(Excerpt from a dataset)
——
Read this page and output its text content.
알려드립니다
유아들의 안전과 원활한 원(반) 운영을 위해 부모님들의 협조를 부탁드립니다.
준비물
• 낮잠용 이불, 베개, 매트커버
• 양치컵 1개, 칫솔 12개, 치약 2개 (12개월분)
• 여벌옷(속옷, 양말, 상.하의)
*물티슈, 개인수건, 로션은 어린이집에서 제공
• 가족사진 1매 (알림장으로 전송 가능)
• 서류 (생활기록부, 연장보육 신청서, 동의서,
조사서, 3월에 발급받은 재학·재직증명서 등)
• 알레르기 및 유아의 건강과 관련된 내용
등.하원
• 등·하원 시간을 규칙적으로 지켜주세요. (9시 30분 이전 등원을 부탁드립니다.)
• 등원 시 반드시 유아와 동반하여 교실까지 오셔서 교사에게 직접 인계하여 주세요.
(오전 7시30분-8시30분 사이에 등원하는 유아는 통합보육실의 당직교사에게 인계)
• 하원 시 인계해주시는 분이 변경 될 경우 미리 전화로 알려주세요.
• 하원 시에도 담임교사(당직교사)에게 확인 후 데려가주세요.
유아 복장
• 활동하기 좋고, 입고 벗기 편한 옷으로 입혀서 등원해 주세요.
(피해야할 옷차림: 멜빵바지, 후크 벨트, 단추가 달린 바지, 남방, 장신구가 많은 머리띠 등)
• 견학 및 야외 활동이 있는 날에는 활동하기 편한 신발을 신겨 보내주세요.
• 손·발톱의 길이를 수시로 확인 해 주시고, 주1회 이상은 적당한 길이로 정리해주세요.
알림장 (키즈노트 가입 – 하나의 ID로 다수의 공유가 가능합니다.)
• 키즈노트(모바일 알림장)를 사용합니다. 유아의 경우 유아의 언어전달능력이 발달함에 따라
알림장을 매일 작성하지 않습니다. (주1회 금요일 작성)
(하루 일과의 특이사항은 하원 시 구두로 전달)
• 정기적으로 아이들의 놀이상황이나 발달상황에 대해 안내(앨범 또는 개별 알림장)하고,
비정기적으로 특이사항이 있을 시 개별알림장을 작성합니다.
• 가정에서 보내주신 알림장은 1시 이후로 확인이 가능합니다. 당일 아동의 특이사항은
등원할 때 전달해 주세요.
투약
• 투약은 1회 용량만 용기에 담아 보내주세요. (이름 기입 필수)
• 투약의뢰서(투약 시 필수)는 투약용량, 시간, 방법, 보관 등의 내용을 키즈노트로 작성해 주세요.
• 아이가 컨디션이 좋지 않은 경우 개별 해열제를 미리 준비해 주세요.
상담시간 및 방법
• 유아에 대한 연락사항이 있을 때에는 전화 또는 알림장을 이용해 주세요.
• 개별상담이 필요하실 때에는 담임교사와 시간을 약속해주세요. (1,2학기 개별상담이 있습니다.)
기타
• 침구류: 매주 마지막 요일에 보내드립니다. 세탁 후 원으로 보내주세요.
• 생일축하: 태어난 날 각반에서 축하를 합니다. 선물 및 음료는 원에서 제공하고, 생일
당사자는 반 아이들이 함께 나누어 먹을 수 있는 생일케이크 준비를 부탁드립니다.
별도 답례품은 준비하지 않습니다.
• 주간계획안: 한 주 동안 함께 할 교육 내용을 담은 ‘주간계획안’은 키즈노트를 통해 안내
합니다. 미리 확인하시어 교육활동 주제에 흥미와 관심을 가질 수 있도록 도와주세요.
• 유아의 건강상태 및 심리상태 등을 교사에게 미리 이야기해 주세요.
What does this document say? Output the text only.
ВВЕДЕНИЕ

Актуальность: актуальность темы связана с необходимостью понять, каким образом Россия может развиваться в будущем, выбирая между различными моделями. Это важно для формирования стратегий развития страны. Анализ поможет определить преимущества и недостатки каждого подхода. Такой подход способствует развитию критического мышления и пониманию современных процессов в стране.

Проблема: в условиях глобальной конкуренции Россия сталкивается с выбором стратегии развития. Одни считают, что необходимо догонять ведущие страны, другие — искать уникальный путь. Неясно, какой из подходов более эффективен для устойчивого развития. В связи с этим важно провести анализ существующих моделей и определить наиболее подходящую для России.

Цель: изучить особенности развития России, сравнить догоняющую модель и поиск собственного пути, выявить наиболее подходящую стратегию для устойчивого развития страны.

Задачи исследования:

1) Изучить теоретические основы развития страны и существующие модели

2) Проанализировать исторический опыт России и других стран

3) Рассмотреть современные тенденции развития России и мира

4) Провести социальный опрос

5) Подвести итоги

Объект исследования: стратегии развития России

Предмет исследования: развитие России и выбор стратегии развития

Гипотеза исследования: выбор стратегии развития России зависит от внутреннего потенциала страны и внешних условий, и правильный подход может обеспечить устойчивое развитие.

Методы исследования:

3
——
Problem to solve: Collect the complete line wherever the string "가능합니다" appears in the records.

In response:
알림장 (키즈노트 가입 – 하나의 ID로 다수의 공유가 가능합니다.)
• 가정에서 보내주신 알림장은 1시 이후로 확인이 가능합니다. 당일 아동의 특이사항은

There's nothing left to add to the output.